Task requirements -> Reproduce the listing verbatim.

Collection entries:
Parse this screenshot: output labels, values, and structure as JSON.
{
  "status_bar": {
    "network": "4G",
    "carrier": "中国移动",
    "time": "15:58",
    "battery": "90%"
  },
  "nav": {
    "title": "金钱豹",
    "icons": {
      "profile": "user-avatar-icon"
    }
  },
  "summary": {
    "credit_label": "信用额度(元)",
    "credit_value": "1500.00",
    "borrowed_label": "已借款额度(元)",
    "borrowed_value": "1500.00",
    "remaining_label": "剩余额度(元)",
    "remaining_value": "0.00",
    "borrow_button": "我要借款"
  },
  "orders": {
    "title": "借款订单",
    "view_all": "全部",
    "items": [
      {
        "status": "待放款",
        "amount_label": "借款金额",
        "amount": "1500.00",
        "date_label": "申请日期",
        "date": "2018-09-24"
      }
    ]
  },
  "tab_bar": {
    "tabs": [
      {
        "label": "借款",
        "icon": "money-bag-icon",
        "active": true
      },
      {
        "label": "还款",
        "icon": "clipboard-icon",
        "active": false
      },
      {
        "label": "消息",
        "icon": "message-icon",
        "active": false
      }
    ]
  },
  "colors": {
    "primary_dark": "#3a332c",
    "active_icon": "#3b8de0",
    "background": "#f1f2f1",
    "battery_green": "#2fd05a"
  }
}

Exercise output ->
Parse this screenshot: output labels, values, and structure as JSON.
{
  "status_bar": {
    "network": "4G",
    "carrier": "中国移动",
    "time": "15:58",
    "battery": "90%"
  },
  "nav": {
    "title": "金钱豹",
    "icons": {
      "profile": "user-avatar-icon"
    }
  },
  "summary": {
    "credit_label": "信用额度(元)",
    "credit_value": "1500.00",
    "borrowed_label": "已借款额度(元)",
    "borrowed_value": "1500.00",
    "remaining_label": "剩余额度(元)",
    "remaining_value": "0.00",
    "borrow_button": "我要借款"
  },
  "orders": {
    "title": "借款订单",
    "view_all": "全部",
    "items": [
      {
        "status": "待放款",
        "amount_label": "借款金额",
        "amount": "1500.00",
        "date_label": "申请日期",
        "date": "2018-09-24"
      }
    ]
  },
  "tab_bar": {
    "tabs": [
      {
        "label": "借款",
        "icon": "money-bag-icon",
        "active": true
      },
      {
        "label": "还款",
        "icon": "clipboard-icon",
        "active": false
      },
      {
        "label": "消息",
        "icon": "message-icon",
        "active": false
      }
    ]
  },
  "colors": {
    "primary_dark": "#3a332c",
    "active_icon": "#3b8de0",
    "background": "#f1f2f1",
    "battery_green": "#2fd05a"
  }
}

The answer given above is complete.